:: Task to complete ::
From the listing below, extract each line containing the string "Suffuster".

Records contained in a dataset

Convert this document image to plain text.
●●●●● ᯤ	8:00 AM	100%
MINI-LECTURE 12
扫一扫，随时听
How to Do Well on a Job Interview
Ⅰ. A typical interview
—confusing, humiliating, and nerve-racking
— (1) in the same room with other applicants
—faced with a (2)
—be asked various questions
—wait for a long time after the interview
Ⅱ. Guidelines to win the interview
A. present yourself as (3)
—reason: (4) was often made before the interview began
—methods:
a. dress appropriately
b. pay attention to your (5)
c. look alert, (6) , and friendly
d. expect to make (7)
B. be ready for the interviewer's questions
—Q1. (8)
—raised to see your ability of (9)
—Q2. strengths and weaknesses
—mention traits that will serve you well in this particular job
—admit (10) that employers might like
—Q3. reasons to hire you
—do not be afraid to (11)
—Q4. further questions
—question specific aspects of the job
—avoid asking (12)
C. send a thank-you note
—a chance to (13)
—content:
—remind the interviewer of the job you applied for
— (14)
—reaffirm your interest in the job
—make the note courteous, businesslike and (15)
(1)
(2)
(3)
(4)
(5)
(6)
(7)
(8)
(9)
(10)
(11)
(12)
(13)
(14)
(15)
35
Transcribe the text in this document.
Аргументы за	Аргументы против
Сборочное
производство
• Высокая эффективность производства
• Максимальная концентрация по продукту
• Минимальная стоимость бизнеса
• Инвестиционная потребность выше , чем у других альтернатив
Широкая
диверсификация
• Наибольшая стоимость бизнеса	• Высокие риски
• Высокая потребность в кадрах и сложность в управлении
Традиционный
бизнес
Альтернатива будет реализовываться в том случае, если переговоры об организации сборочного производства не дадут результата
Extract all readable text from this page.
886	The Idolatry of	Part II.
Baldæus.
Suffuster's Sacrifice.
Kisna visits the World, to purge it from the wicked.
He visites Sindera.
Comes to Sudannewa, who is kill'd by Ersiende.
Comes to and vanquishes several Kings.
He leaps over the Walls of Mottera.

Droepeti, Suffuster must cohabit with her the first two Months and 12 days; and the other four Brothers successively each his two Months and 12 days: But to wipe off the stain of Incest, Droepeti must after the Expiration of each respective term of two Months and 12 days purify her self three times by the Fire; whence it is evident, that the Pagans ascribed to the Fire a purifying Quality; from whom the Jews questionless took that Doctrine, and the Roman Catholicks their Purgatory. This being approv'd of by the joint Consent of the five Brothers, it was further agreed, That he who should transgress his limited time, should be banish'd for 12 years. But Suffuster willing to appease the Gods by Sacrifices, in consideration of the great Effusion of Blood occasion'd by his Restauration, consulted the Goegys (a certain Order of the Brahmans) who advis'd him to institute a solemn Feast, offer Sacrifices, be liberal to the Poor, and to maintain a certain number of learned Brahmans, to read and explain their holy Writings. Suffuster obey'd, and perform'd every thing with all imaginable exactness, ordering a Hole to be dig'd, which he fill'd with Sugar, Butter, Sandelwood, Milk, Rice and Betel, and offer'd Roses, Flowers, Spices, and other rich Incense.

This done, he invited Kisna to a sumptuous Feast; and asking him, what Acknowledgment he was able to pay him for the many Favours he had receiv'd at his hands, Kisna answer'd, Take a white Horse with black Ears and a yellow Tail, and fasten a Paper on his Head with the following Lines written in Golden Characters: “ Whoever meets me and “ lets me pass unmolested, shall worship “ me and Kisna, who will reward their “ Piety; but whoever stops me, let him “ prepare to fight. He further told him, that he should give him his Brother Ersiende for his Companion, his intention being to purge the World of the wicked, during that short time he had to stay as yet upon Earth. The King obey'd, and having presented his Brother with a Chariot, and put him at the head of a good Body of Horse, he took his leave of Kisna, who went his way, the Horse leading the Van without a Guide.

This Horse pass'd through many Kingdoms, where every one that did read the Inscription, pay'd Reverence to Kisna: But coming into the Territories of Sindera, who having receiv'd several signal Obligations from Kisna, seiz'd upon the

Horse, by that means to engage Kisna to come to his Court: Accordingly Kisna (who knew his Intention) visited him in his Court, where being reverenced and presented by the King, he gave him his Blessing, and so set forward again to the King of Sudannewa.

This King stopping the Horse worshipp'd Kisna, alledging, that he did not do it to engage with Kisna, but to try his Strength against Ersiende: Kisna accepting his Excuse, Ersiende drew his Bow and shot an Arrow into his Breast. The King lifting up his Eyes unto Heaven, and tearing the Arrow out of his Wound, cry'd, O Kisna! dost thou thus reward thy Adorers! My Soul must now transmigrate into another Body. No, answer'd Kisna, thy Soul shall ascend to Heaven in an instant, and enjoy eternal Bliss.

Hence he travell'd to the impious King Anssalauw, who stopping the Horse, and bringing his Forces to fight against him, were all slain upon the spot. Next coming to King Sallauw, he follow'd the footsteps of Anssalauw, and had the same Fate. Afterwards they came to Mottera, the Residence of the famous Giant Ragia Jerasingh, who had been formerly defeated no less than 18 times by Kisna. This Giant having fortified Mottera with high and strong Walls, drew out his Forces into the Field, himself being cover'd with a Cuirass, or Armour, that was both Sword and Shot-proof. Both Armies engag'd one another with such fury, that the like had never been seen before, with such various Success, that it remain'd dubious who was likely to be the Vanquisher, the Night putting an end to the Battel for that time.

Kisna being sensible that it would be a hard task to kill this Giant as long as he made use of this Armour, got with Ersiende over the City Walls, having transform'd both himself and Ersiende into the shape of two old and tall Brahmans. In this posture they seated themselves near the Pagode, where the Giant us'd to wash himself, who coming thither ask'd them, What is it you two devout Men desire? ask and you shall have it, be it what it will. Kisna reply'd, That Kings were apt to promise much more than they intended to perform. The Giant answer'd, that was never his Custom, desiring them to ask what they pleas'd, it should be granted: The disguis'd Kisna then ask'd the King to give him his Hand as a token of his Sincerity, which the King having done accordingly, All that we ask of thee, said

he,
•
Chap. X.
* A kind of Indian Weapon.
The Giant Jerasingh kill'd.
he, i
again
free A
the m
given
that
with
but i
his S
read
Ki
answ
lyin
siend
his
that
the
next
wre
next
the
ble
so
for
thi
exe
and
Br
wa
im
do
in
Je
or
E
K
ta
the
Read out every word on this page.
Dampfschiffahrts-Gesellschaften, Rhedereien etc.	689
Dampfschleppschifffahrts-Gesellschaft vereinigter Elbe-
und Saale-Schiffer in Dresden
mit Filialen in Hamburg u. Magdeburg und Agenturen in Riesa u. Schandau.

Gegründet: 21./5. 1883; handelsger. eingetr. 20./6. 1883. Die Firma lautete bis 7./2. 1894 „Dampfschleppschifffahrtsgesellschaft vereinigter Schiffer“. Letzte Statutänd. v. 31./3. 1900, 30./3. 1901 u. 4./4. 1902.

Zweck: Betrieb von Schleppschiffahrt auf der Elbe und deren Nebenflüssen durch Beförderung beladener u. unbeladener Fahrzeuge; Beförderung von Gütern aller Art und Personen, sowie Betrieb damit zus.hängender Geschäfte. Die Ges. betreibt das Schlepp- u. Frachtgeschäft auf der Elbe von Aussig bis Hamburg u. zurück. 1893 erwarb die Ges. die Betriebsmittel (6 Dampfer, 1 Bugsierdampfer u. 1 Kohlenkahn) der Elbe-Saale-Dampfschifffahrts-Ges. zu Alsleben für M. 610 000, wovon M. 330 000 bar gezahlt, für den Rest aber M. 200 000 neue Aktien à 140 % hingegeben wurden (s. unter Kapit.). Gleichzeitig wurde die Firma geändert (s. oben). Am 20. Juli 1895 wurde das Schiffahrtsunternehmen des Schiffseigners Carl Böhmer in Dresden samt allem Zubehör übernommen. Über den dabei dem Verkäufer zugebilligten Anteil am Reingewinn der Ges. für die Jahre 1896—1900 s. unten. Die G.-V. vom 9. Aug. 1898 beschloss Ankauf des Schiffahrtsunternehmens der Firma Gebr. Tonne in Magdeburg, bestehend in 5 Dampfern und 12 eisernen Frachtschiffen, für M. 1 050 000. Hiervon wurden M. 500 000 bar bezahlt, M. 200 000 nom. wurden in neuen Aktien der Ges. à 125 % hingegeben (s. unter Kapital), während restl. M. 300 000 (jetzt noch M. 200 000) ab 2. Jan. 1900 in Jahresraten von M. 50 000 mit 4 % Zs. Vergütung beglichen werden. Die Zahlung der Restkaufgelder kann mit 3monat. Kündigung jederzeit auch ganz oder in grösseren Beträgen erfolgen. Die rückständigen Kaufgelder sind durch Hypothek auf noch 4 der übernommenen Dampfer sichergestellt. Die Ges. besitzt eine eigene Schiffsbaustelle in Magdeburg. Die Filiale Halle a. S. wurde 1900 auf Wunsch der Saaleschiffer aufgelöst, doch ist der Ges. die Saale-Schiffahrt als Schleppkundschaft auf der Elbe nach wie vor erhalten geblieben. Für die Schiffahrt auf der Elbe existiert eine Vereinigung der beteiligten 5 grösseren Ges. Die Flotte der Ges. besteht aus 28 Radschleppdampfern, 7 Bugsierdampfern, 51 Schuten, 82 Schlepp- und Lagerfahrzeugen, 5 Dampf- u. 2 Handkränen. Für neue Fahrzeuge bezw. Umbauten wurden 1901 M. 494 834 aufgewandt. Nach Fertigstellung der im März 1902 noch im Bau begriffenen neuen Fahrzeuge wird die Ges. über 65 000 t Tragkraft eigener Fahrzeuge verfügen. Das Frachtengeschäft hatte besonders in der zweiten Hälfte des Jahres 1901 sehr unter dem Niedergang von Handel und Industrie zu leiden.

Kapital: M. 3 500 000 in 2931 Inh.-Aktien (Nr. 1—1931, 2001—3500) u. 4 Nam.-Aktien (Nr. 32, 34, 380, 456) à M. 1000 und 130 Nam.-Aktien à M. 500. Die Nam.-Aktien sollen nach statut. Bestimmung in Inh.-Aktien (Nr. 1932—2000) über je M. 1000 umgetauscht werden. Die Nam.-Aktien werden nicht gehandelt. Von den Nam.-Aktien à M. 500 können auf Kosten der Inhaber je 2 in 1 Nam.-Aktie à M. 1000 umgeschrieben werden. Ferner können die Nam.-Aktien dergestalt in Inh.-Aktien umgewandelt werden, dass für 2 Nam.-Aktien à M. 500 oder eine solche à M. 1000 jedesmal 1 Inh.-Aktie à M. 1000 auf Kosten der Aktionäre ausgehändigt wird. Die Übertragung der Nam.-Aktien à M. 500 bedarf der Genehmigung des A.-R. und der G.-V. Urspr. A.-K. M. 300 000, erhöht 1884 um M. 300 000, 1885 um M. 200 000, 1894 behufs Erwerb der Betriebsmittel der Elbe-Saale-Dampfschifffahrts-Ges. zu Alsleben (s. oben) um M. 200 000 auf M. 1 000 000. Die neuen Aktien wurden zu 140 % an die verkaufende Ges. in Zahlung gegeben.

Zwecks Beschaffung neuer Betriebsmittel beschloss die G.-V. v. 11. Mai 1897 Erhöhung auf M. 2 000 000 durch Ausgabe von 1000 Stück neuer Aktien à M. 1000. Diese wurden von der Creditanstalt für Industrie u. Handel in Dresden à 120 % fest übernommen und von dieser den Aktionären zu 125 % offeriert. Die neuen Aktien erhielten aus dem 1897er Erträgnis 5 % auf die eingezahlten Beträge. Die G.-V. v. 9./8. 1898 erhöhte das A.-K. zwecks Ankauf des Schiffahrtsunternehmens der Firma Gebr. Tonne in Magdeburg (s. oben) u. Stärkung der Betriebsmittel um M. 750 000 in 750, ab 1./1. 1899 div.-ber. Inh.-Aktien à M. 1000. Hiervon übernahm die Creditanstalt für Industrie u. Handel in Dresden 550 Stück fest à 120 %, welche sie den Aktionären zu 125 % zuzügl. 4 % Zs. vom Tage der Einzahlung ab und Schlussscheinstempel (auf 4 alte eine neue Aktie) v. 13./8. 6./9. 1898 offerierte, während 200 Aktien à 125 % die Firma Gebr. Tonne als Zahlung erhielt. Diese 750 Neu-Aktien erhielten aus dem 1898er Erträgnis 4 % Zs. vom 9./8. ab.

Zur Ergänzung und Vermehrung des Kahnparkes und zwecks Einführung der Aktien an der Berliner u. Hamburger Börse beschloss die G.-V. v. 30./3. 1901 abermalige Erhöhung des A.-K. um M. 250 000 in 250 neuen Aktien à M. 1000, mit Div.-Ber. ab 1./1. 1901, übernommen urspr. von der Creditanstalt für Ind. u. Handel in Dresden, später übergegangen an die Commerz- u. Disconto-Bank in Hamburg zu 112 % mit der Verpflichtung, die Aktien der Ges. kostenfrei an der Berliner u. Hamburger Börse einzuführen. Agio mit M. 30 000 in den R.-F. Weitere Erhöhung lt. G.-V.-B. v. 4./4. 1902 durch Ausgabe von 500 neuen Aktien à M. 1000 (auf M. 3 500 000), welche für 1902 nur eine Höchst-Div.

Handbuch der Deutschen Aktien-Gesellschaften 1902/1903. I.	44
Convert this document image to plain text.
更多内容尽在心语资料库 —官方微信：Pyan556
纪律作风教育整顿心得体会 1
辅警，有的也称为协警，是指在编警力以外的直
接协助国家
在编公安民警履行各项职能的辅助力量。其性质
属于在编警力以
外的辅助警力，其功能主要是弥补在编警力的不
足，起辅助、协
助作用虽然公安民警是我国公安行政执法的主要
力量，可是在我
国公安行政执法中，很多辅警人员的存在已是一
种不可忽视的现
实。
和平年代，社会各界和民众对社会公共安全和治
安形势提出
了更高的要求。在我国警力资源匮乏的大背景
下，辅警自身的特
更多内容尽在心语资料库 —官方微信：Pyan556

:: Reply to the task ::
Suffuster's Sacrifice.
Droepeti, Suffuster must cohabit with her the first two Months and 12 days; and the other four Brothers successively each his two Months and 12 days: But to wipe off the stain of Incest, Droepeti must after the Expiration of each respective term of two Months and 12 days purify her self three times by the Fire; whence it is evident, that the Pagans ascribed to the Fire a purifying Quality; from whom the Jews questionless took that Doctrine, and the Roman Catholicks their Purgatory. This being approv'd of by the joint Consent of the five Brothers, it was further agreed, That he who should transgress his limited time, should be banish'd for 12 years. But Suffuster willing to appease the Gods by Sacrifices, in consideration of the great Effusion of Blood occasion'd by his Restauration, consulted the Goegys (a certain Order of the Brahmans) who advis'd him to institute a solemn Feast, offer Sacrifices, be liberal to the Poor, and to maintain a certain number of learned Brahmans, to read and explain their holy Writings. Suffuster obey'd, and perform'd every thing with all imaginable exactness, ordering a Hole to be dig'd, which he fill'd with Sugar, Butter, Sandelwood, Milk, Rice and Betel, and offer'd Roses, Flowers, Spices, and other rich Incense.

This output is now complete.